SHORT PROBLEM: Every entry must be repeated exactly. Exclude all pictures.

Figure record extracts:

○ ○ ○ ○

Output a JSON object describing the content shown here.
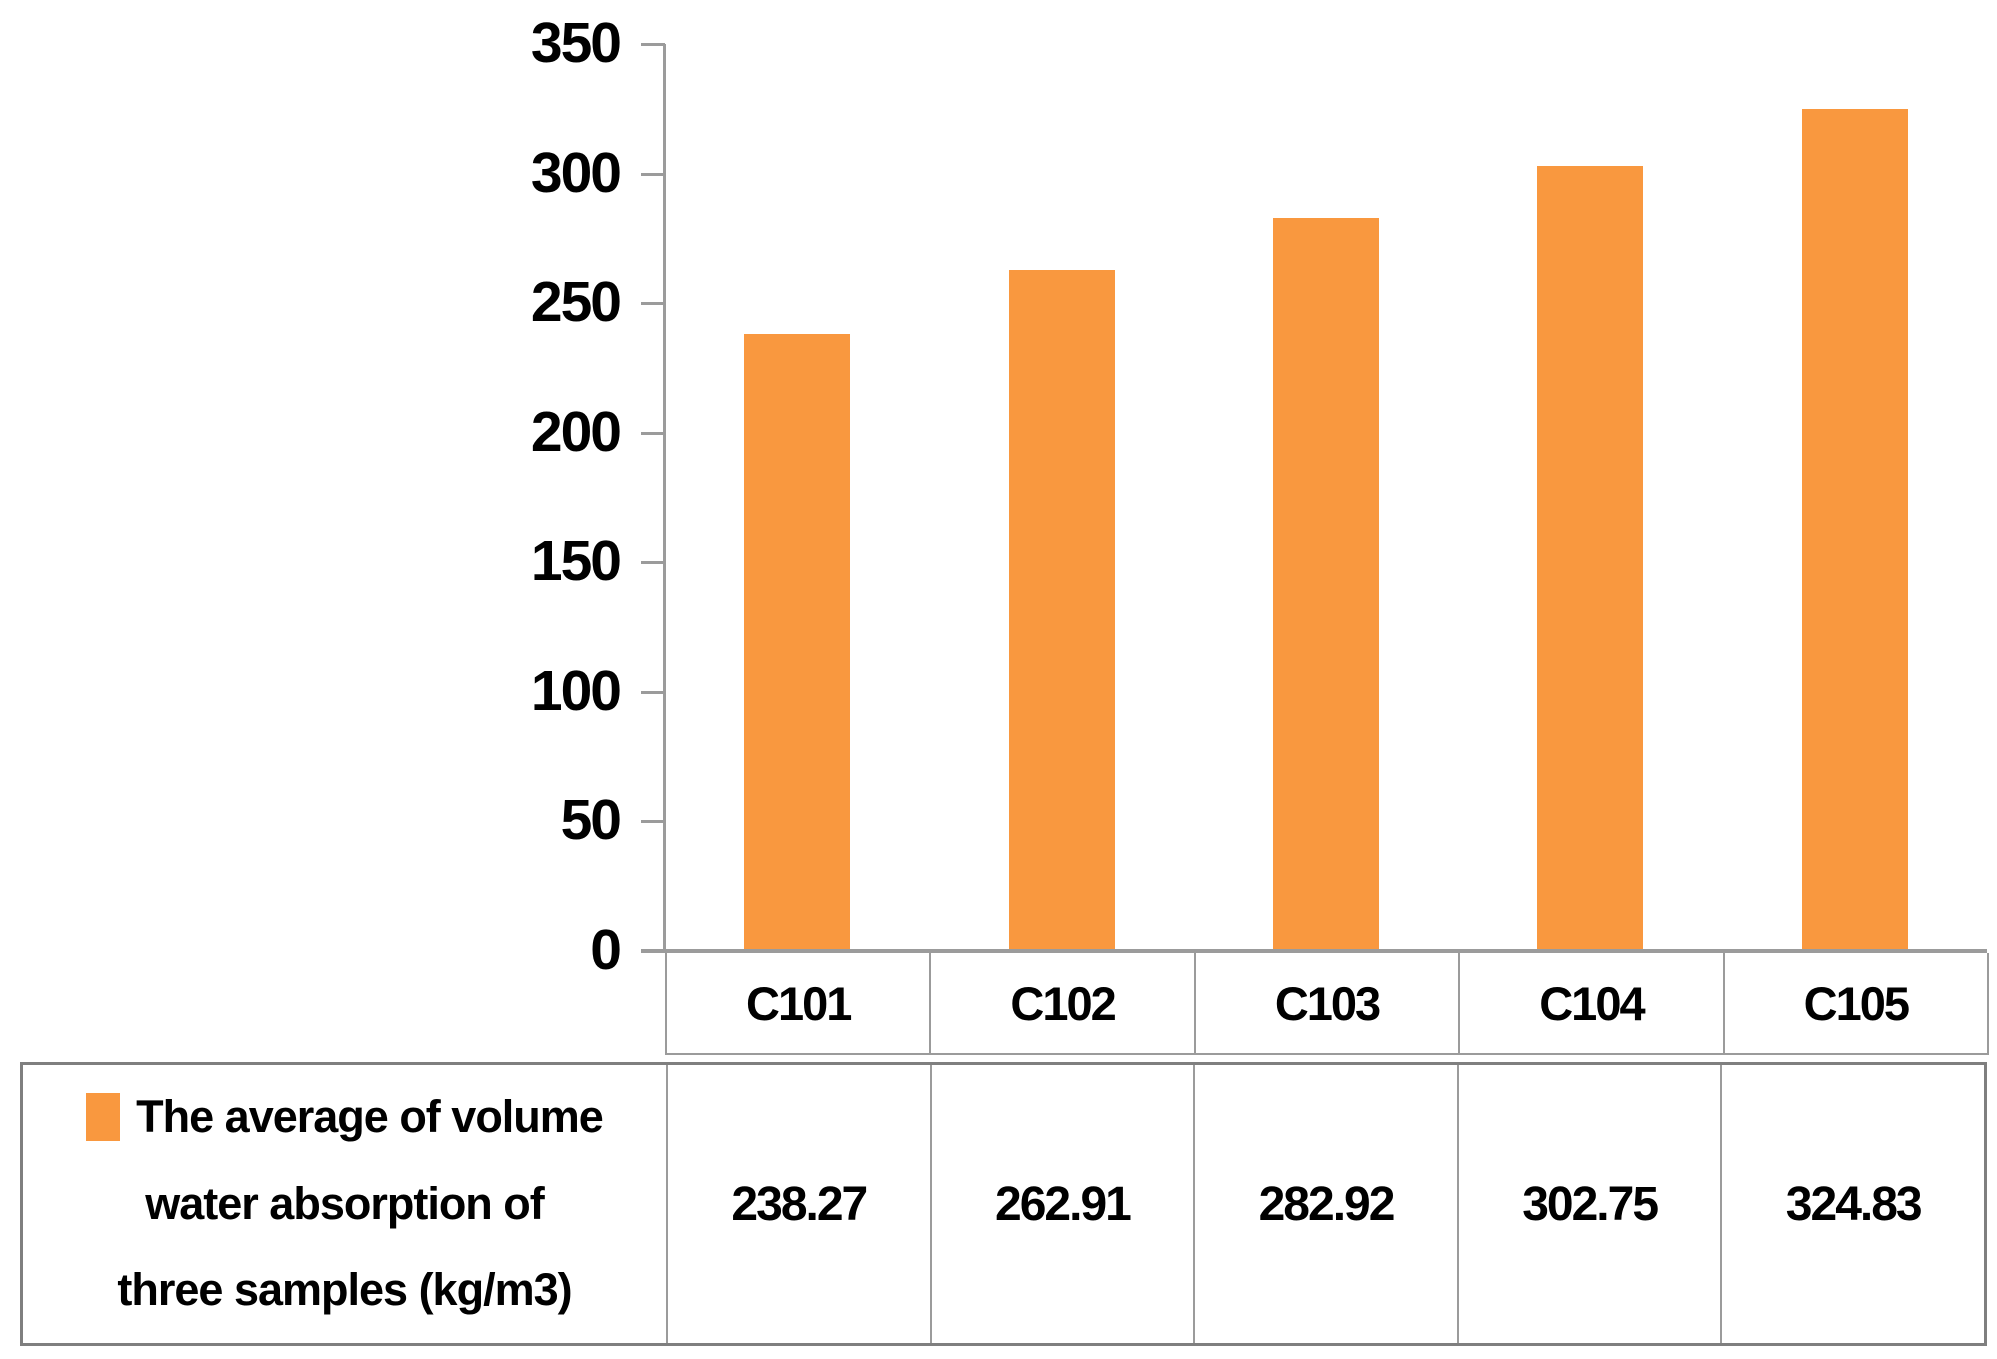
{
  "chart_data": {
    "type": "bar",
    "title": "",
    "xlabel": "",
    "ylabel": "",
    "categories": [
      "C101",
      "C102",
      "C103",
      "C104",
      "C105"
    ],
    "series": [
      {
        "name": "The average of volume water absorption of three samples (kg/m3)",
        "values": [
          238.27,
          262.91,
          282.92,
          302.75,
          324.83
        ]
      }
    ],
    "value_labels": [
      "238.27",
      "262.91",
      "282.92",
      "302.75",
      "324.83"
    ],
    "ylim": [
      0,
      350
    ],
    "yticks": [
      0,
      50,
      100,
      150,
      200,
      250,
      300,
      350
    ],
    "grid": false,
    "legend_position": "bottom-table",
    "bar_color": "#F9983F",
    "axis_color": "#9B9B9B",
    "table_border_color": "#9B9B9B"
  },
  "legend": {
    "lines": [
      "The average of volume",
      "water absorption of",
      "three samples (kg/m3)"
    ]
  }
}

○ ○ ○ ○

RESPONSE TO THIS EXERCISE:
Output a JSON object describing the content shown here.
{
  "chart_data": {
    "type": "bar",
    "title": "",
    "xlabel": "",
    "ylabel": "",
    "categories": [
      "C101",
      "C102",
      "C103",
      "C104",
      "C105"
    ],
    "series": [
      {
        "name": "The average of volume water absorption of three samples (kg/m3)",
        "values": [
          238.27,
          262.91,
          282.92,
          302.75,
          324.83
        ]
      }
    ],
    "value_labels": [
      "238.27",
      "262.91",
      "282.92",
      "302.75",
      "324.83"
    ],
    "ylim": [
      0,
      350
    ],
    "yticks": [
      0,
      50,
      100,
      150,
      200,
      250,
      300,
      350
    ],
    "grid": false,
    "legend_position": "bottom-table",
    "bar_color": "#F9983F",
    "axis_color": "#9B9B9B",
    "table_border_color": "#9B9B9B"
  },
  "legend": {
    "lines": [
      "The average of volume",
      "water absorption of",
      "three samples (kg/m3)"
    ]
  }
}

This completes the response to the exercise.